**Trecho para leitura:**
+++++
O Congresso Nacional derrubou, nesta quinta-feira (21), quatro vetos à Lei de Diretrizes Orçamentárias (LDO) de 2026, entre eles o dispositivo que autoriza municípios com até 65 mil habitantes, mesmo inadimplentes com a União, a firmarem convênios, assinar notas de empenho e receberem transferências federais. A mudança — que, segundo o Congresso, pode beneficiar cerca de 3,1 mil municípios — segue agora para promulgação.

O veto presidencial argumentava que a obrigatoriedade de adimplência fiscal para transferências voluntárias está prevista na Lei de Responsabilidade Fiscal (LC 101/2000) e que a LDO, por ser lei ordinária e de caráter temporário, não poderia afastar a aplicação de lei complementar. O Executivo também apontou risco de violação ao dispositivo constitucional que proíbe o favorecimento de devedores da Seguridade Social (Artigo 195, §3º). Ainda assim, parlamentares aprovaram a derrubada, alegando necessidade de atender pequenos entes locais.

A decisão expõe uma tensão concreta entre a estratégia do governo e a bancada do Congresso: por um lado, o Executivo pediu manutenção das restrições; por outro, líderes parlamentares e prefeitos pressionaram pela exceção. O líder do governo, senador Randolfe Rodrigues (PT-AP), explicou que o Executivo concordou com a derrubada para atender os pequenos municípios, embora tenha defendido a manutenção do defeso eleitoral no caso das doações. A medida levanta dúvidas sobre o alcance da disciplina fiscal e sobre o precedente de afrouxamento de exigências para acesso a recursos públicos.

Além do tema da inadimplência, o Congresso também rejeitou vetos que autorizam a destinação de verbas federais para construção e manutenção de rodovias estaduais e municipais e para a malha hidroviária, medidas que o Executivo criticou por ampliar exceções à competência federal. Ao todo, a Presidência vetou 44 dispositivos da LDO de 2026; outros 40 vetos ainda precisam ser analisados pelo Legislativo. A matéria tem efeitos práticos imediatos para prefeituras e acende um debate fiscal e político que o governo terá de administrar nos próximos meses.
+++++
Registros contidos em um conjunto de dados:

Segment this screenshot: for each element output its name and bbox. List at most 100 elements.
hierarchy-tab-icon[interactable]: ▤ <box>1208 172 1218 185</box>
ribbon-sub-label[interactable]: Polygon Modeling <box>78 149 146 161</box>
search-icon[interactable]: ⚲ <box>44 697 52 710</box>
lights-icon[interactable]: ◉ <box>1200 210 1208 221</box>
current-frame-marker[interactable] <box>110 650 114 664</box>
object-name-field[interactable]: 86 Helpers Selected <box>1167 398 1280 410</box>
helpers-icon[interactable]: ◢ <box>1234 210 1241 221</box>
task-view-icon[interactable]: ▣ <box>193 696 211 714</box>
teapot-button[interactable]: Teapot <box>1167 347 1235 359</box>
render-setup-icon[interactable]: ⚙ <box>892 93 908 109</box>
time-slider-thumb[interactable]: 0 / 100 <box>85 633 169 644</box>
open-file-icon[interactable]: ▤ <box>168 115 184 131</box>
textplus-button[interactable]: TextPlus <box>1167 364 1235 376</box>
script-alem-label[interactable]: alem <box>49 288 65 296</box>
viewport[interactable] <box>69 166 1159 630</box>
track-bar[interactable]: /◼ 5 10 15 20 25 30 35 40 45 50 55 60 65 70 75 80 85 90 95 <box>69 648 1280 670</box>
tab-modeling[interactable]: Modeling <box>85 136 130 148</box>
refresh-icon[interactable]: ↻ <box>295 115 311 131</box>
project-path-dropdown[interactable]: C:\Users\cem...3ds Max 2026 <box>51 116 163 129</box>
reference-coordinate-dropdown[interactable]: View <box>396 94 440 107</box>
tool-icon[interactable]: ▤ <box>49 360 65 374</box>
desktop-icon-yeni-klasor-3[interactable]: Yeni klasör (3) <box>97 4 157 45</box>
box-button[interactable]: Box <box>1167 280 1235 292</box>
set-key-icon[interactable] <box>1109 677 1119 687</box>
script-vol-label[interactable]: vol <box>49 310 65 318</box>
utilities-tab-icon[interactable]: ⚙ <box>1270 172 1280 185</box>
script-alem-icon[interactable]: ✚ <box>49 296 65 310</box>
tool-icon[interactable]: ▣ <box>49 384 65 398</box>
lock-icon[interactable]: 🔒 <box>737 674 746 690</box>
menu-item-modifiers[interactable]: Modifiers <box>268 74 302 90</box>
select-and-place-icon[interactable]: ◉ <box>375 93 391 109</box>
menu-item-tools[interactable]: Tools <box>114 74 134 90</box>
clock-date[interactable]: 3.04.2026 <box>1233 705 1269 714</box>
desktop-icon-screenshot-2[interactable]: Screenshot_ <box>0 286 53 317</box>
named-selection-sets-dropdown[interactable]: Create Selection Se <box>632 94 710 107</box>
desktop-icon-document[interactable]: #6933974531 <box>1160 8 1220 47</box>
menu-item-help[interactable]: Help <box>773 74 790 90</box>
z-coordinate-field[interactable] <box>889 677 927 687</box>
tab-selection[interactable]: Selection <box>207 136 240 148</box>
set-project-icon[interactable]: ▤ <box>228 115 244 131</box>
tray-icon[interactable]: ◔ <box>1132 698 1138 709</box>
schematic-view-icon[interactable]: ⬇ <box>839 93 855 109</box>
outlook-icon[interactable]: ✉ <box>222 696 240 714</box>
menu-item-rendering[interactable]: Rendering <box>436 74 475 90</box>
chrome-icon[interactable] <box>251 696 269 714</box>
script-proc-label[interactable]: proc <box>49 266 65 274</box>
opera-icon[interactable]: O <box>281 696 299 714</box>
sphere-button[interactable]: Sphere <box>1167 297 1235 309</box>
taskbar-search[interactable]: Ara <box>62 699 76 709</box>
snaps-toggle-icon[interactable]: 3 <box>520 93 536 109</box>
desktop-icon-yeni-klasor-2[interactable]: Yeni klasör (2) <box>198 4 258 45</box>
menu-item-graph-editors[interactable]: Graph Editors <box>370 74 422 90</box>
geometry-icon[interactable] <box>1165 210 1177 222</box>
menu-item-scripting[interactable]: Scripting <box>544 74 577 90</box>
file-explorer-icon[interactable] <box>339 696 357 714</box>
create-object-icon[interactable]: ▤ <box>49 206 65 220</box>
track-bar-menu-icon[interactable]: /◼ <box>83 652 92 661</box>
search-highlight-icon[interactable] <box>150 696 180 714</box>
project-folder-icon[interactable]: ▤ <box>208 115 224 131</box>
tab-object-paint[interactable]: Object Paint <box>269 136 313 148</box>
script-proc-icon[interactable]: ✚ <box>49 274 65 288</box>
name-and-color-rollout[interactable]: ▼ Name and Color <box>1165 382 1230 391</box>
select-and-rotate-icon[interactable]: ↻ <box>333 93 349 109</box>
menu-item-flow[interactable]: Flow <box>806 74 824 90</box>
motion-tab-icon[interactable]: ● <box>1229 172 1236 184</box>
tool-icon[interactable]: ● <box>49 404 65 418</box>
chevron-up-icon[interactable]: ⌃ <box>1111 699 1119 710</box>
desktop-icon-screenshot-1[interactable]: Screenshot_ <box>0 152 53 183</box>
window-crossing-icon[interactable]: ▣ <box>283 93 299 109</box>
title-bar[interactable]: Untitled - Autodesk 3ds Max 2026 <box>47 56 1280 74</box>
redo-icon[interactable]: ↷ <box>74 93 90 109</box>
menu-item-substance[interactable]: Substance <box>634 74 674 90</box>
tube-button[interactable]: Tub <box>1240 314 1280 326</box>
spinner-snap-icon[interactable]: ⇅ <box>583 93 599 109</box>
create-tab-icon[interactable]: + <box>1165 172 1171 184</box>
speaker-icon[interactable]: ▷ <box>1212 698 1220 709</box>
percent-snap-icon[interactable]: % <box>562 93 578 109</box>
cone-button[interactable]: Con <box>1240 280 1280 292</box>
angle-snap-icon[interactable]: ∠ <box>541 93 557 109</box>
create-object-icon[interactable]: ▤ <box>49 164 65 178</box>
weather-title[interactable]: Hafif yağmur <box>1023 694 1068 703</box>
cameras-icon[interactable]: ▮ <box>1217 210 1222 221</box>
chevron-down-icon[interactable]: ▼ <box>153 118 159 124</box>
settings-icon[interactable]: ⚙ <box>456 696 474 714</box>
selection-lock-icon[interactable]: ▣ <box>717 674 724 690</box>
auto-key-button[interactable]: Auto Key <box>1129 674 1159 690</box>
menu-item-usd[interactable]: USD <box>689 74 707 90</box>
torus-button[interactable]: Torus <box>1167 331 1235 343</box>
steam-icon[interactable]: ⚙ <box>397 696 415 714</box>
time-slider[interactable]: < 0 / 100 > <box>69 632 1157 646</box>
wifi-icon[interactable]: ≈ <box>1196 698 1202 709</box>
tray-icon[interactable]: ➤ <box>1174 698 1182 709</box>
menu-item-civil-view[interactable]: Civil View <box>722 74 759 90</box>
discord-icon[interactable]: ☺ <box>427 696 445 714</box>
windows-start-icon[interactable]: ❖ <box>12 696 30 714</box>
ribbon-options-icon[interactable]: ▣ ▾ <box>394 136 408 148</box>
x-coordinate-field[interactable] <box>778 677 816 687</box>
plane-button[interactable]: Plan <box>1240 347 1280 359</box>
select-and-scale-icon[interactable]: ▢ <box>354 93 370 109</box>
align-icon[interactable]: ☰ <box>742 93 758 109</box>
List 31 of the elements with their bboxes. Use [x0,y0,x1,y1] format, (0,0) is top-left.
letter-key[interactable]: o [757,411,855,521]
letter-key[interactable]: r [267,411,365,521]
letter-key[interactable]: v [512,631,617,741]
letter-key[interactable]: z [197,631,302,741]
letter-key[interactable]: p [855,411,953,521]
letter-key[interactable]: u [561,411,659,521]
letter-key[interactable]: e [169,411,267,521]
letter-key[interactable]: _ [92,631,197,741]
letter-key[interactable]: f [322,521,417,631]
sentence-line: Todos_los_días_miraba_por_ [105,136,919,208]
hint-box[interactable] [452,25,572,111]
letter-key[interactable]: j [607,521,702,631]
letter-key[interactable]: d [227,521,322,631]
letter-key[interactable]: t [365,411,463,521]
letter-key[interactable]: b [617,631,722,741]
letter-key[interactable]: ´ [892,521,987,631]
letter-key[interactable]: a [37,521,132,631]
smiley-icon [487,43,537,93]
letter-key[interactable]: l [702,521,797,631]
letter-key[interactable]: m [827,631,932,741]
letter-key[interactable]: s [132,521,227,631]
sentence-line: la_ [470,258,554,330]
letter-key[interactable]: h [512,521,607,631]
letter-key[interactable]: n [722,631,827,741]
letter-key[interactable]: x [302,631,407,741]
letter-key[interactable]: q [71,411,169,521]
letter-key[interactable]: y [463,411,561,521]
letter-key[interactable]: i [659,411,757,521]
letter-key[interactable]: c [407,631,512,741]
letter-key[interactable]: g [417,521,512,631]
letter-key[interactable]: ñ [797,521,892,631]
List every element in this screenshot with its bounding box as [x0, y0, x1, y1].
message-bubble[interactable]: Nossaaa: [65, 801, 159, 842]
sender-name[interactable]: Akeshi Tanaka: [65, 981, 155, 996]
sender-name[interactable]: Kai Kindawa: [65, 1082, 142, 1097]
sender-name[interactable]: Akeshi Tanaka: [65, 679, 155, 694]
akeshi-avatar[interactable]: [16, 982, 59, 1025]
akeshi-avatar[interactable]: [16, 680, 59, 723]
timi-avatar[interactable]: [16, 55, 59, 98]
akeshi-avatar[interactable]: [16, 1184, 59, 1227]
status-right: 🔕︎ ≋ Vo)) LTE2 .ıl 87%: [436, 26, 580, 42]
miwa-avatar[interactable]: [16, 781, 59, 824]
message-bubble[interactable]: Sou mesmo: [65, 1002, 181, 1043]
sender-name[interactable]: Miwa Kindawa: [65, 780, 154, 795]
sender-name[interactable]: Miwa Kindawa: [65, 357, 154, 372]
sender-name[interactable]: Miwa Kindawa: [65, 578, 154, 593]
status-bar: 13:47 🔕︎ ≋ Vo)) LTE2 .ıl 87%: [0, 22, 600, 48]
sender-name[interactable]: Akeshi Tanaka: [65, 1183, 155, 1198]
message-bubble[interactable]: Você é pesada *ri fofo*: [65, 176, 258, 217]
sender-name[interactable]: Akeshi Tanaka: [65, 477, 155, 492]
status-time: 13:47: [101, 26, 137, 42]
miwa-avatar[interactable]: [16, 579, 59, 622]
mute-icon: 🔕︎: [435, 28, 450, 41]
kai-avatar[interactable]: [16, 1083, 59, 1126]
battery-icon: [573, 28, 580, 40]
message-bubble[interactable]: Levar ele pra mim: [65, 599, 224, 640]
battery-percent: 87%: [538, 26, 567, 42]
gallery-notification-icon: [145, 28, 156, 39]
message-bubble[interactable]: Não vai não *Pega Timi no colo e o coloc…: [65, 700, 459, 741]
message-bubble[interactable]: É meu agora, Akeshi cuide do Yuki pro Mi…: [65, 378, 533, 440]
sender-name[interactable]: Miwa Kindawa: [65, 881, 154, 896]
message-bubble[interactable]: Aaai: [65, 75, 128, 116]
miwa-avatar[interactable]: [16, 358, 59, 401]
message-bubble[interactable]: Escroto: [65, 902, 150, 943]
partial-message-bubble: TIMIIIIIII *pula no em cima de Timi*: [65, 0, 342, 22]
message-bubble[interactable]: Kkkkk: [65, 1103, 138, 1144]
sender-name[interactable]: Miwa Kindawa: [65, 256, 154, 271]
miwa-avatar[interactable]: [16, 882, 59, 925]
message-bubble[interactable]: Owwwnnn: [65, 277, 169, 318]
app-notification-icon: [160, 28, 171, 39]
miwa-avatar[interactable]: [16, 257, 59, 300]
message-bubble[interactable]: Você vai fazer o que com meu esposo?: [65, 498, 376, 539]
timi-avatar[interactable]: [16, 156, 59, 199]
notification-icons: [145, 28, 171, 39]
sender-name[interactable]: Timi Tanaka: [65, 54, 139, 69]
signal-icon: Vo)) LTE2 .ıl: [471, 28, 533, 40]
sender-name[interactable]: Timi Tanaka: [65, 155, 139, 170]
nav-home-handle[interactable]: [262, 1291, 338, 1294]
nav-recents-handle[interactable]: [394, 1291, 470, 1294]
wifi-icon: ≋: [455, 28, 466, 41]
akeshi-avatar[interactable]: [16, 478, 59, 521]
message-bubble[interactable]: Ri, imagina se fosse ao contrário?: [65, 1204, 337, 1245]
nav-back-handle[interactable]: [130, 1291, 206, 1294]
+++++
**Exercícios propostos:**
#1 Troque "prefeitos" por "gestores municipais" no texto sobre a LDO de 2026 e reescreva tudo o que vai de "A decisão expõe" até "a recursos públicos.".
#2 Liste todas as ações que, conforme o texto sobre a LDO de 2026, o dispositivo restabelecido autoriza os municípios com até 65 mil habitantes inadimplentes com a União a realizar.

**Lista de respostas:**
#1
A decisão expõe uma tensão concreta entre a estratégia do governo e a bancada do Congresso: por um lado, o Executivo pediu manutenção das restrições; por outro, líderes parlamentares e gestores municipais pressionaram pela exceção. O líder do governo, senador Randolfe Rodrigues (PT-AP), explicou que o Executivo concordou com a derrubada para atender os pequenos municípios, embora tenha defendido a manutenção do defeso eleitoral no caso das doações. A medida levanta dúvidas sobre o alcance da disciplina fiscal e sobre o precedente de afrouxamento de exigências para acesso a recursos públicos.

#2
- Firmar convênios
- Assinar notas de empenho
- Receber transferências federais